PASSAGE GIVEN:
--------
Edward Peel (big-game fisherman)
Born
  
31 May 1884 (
1884-05-31
)
Knutsford, Cheshire

Died
  
6 September 1961(1961-09-06) (aged 77) London

Occupation
  
Military officer, businessman

Known for
  
Big-game tunny fishing, yachtsman

Sir Edward "Teddie" Townley Peel, KBE, DSO, MC (1884–1961) was a British army officer, businessman and amateur sportsman. He fought throughout World War I in three overseas theatres of war, rising in rank from private to colonel. In 1932 he held the world record for the heaviest Atlantic bluefin tuna caught with rod and line. He was knighted in 1944. Peel was also chairman of Victoria College in Alexandria.

Contents

Early life and career

Peel, a son of William Felton Peel and Sarah Edith Peel, nee Willoughby, daughter of General Michael Francklin Willoughby, was born at Knutsford, Cheshire, on 31 May 1884. He had thirteen brothers and sisters and was a member of the wealthy, aristocratic Peel family. He attended Arnold House School in Llanddulas, Cheltenham College and the Lycee Francais in Tours. From 1902 he lived mostly in Egypt, in Alexandria. He was a keen cricketer both at college and in Egypt.
--------
DATASET EXCERPTS:
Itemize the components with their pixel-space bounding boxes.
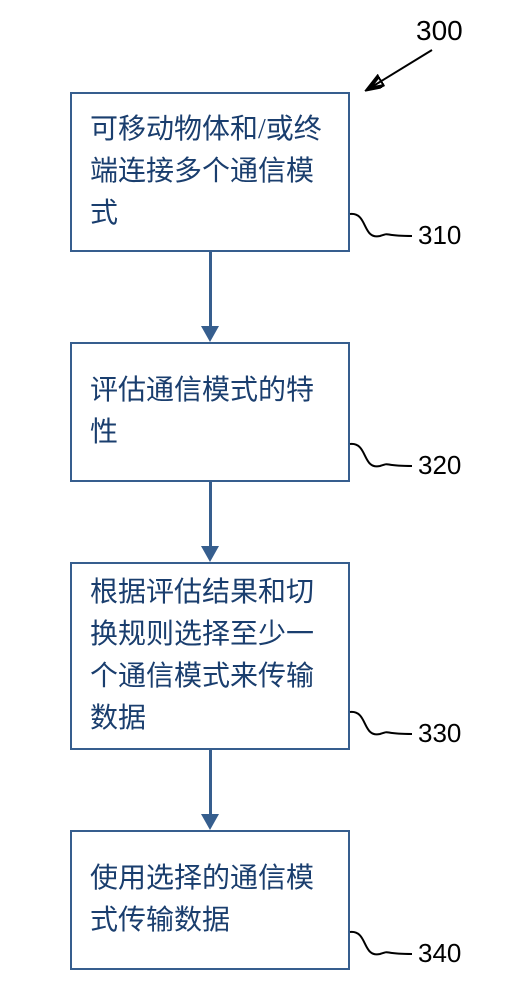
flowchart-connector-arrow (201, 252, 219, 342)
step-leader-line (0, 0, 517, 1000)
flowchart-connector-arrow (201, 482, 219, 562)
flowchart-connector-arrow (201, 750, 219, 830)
--------
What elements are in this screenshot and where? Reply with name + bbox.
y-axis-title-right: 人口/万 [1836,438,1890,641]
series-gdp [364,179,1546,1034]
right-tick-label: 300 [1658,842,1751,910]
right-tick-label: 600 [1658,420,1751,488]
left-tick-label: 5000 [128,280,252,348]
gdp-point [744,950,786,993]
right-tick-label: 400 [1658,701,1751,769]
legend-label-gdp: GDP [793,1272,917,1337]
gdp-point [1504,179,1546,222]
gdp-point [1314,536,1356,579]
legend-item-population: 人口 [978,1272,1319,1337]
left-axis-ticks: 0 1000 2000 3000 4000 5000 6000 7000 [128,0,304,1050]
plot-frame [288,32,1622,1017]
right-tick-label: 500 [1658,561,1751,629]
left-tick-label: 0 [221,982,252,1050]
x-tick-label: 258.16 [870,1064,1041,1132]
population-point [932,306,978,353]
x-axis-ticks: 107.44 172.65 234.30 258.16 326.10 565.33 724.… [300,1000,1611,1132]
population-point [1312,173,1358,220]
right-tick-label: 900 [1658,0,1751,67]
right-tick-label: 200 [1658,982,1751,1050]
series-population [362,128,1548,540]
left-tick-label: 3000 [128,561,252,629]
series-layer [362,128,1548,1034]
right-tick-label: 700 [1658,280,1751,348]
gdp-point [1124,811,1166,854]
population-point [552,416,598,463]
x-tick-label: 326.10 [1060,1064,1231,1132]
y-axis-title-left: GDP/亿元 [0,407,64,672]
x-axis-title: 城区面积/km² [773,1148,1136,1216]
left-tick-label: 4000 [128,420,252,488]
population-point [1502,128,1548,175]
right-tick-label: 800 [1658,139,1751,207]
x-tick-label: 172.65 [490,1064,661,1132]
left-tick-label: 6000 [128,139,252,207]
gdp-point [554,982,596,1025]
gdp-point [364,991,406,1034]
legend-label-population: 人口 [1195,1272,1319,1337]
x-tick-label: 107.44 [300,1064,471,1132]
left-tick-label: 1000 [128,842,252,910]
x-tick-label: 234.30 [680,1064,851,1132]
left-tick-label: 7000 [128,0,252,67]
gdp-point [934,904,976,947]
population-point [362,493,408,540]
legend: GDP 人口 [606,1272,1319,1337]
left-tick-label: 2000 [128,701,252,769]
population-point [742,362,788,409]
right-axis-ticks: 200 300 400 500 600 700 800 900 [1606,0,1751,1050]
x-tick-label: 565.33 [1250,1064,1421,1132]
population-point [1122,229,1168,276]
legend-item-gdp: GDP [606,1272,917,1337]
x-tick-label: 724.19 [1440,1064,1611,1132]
--------
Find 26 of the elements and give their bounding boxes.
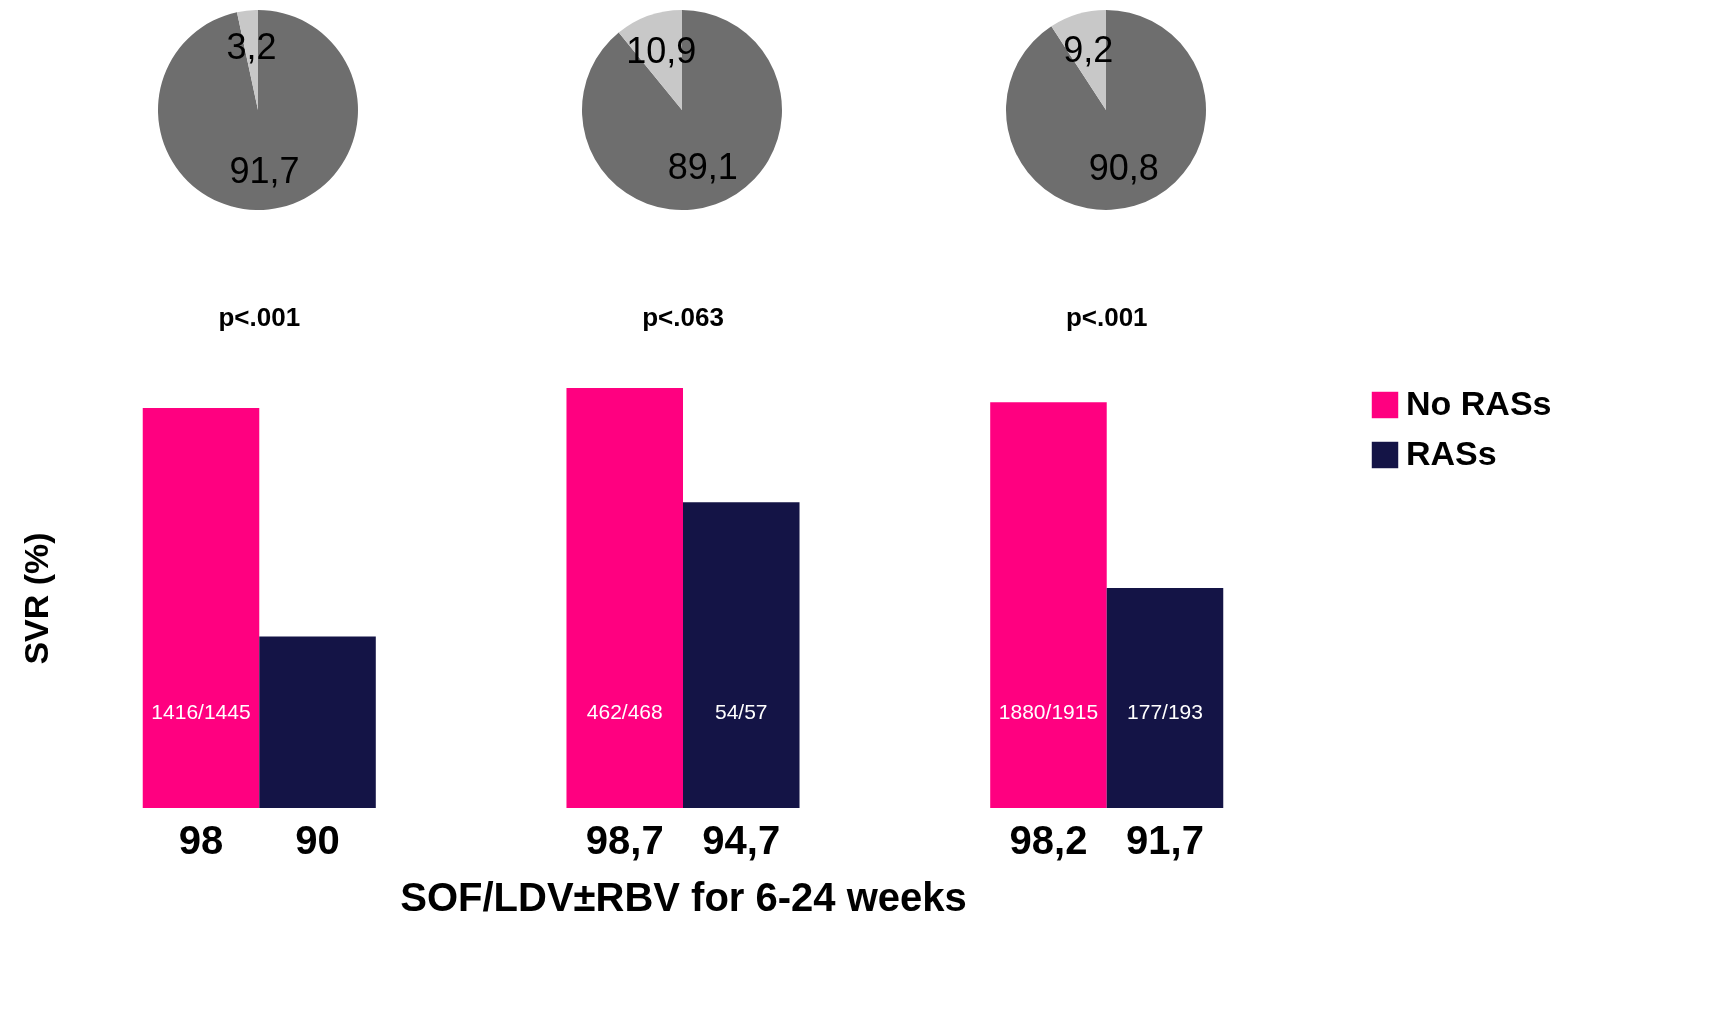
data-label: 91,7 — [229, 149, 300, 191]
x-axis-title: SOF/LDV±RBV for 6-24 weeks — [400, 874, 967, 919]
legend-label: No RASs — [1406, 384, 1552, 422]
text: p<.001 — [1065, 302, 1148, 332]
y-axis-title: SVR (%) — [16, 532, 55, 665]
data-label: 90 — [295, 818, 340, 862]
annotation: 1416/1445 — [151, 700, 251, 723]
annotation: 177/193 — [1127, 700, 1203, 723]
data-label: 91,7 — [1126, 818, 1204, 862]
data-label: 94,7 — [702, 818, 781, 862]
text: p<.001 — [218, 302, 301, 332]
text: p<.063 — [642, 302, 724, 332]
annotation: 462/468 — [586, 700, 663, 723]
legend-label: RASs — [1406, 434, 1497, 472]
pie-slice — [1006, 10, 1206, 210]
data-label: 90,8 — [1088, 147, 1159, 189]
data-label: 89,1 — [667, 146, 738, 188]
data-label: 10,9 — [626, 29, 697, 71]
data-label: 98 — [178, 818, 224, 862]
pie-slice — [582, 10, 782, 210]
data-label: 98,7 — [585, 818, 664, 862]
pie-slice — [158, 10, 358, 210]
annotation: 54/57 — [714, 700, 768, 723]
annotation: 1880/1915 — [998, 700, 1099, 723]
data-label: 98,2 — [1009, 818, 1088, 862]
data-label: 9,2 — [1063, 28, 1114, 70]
--------
AIM: Reproduce the Edward Peel passage word for word, from start to finish.

RESULT:
Edward Peel (big-game fisherman)
Born
  
31 May 1884 (
1884-05-31
)
Knutsford, Cheshire

Died
  
6 September 1961(1961-09-06) (aged 77) London

Occupation
  
Military officer, businessman

Known for
  
Big-game tunny fishing, yachtsman

Sir Edward "Teddie" Townley Peel, KBE, DSO, MC (1884–1961) was a British army officer, businessman and amateur sportsman. He fought throughout World War I in three overseas theatres of war, rising in rank from private to colonel. In 1932 he held the world record for the heaviest Atlantic bluefin tuna caught with rod and line. He was knighted in 1944. Peel was also chairman of Victoria College in Alexandria.

Contents

Early life and career

Peel, a son of William Felton Peel and Sarah Edith Peel, nee Willoughby, daughter of General Michael Francklin Willoughby, was born at Knutsford, Cheshire, on 31 May 1884. He had thirteen brothers and sisters and was a member of the wealthy, aristocratic Peel family. He attended Arnold House School in Llanddulas, Cheltenham College and the Lycee Francais in Tours. From 1902 he lived mostly in Egypt, in Alexandria. He was a keen cricketer both at college and in Egypt.